_Exercise data_
....................
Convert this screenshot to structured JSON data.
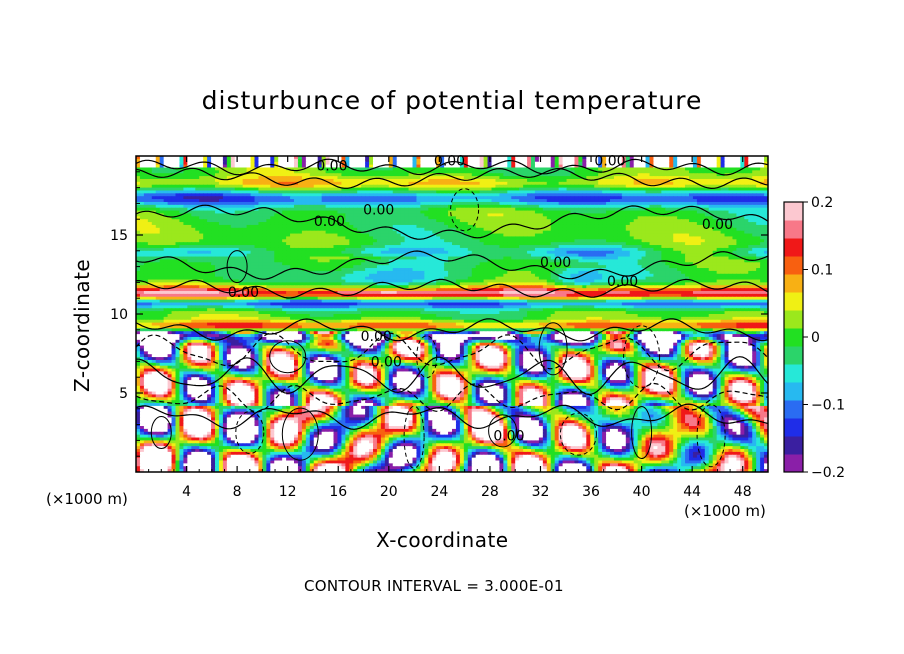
{
  "chart_data": {
    "type": "heatmap",
    "title": "disturbunce of potential temperature",
    "xlabel": "X-coordinate",
    "ylabel": "Z-coordinate",
    "x_unit_left": "(×1000 m)",
    "x_unit_right": "(×1000 m)",
    "xlim": [
      0,
      50
    ],
    "ylim": [
      0,
      20
    ],
    "x_ticks": [
      4,
      8,
      12,
      16,
      20,
      24,
      28,
      32,
      36,
      40,
      44,
      48
    ],
    "x_tick_labels": [
      "4",
      "8",
      "12",
      "16",
      "20",
      "24",
      "28",
      "32",
      "36",
      "40",
      "44",
      "48"
    ],
    "y_ticks": [
      5,
      10,
      15
    ],
    "y_tick_labels": [
      "5",
      "10",
      "15"
    ],
    "colorbar": {
      "range": [
        -0.2,
        0.2
      ],
      "ticks": [
        0.2,
        0.1,
        0,
        -0.1,
        -0.2
      ],
      "tick_labels": [
        "0.2",
        "0.1",
        "0",
        "−0.1",
        "−0.2"
      ],
      "colors": [
        "#8a1fa8",
        "#3a1fa0",
        "#1f2de8",
        "#2a6cf2",
        "#27b9f0",
        "#26e8d8",
        "#2bd46a",
        "#22e022",
        "#9be81c",
        "#f0f014",
        "#f8b014",
        "#f86010",
        "#f01818",
        "#f87888",
        "#fcc8d0"
      ]
    },
    "contour_interval_text": "CONTOUR INTERVAL = 3.000E-01",
    "contour_labels": [
      {
        "text": "0.00",
        "x": 15.5,
        "z": 19.4
      },
      {
        "text": "0.00",
        "x": 24.8,
        "z": 19.7
      },
      {
        "text": "0.00",
        "x": 37.5,
        "z": 19.7
      },
      {
        "text": "0.00",
        "x": 15.3,
        "z": 15.9
      },
      {
        "text": "0.00",
        "x": 19.2,
        "z": 16.6
      },
      {
        "text": "0.00",
        "x": 46.0,
        "z": 15.7
      },
      {
        "text": "0.00",
        "x": 33.2,
        "z": 13.3
      },
      {
        "text": "0.00",
        "x": 38.5,
        "z": 12.1
      },
      {
        "text": "0.00",
        "x": 8.5,
        "z": 11.4
      },
      {
        "text": "0.00",
        "x": 19.0,
        "z": 8.6
      },
      {
        "text": "0.00",
        "x": 19.8,
        "z": 7.0
      },
      {
        "text": "0.00",
        "x": 29.5,
        "z": 2.3
      }
    ]
  }
}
....................
_Aim_
Every record above must be given again exactly; drop the pictures.

_Exercise output_
Convert this screenshot to structured JSON data.
{
  "chart_data": {
    "type": "heatmap",
    "title": "disturbunce of potential temperature",
    "xlabel": "X-coordinate",
    "ylabel": "Z-coordinate",
    "x_unit_left": "(×1000 m)",
    "x_unit_right": "(×1000 m)",
    "xlim": [
      0,
      50
    ],
    "ylim": [
      0,
      20
    ],
    "x_ticks": [
      4,
      8,
      12,
      16,
      20,
      24,
      28,
      32,
      36,
      40,
      44,
      48
    ],
    "x_tick_labels": [
      "4",
      "8",
      "12",
      "16",
      "20",
      "24",
      "28",
      "32",
      "36",
      "40",
      "44",
      "48"
    ],
    "y_ticks": [
      5,
      10,
      15
    ],
    "y_tick_labels": [
      "5",
      "10",
      "15"
    ],
    "colorbar": {
      "range": [
        -0.2,
        0.2
      ],
      "ticks": [
        0.2,
        0.1,
        0,
        -0.1,
        -0.2
      ],
      "tick_labels": [
        "0.2",
        "0.1",
        "0",
        "−0.1",
        "−0.2"
      ],
      "colors": [
        "#8a1fa8",
        "#3a1fa0",
        "#1f2de8",
        "#2a6cf2",
        "#27b9f0",
        "#26e8d8",
        "#2bd46a",
        "#22e022",
        "#9be81c",
        "#f0f014",
        "#f8b014",
        "#f86010",
        "#f01818",
        "#f87888",
        "#fcc8d0"
      ]
    },
    "contour_interval_text": "CONTOUR INTERVAL = 3.000E-01",
    "contour_labels": [
      {
        "text": "0.00",
        "x": 15.5,
        "z": 19.4
      },
      {
        "text": "0.00",
        "x": 24.8,
        "z": 19.7
      },
      {
        "text": "0.00",
        "x": 37.5,
        "z": 19.7
      },
      {
        "text": "0.00",
        "x": 15.3,
        "z": 15.9
      },
      {
        "text": "0.00",
        "x": 19.2,
        "z": 16.6
      },
      {
        "text": "0.00",
        "x": 46.0,
        "z": 15.7
      },
      {
        "text": "0.00",
        "x": 33.2,
        "z": 13.3
      },
      {
        "text": "0.00",
        "x": 38.5,
        "z": 12.1
      },
      {
        "text": "0.00",
        "x": 8.5,
        "z": 11.4
      },
      {
        "text": "0.00",
        "x": 19.0,
        "z": 8.6
      },
      {
        "text": "0.00",
        "x": 19.8,
        "z": 7.0
      },
      {
        "text": "0.00",
        "x": 29.5,
        "z": 2.3
      }
    ]
  }
}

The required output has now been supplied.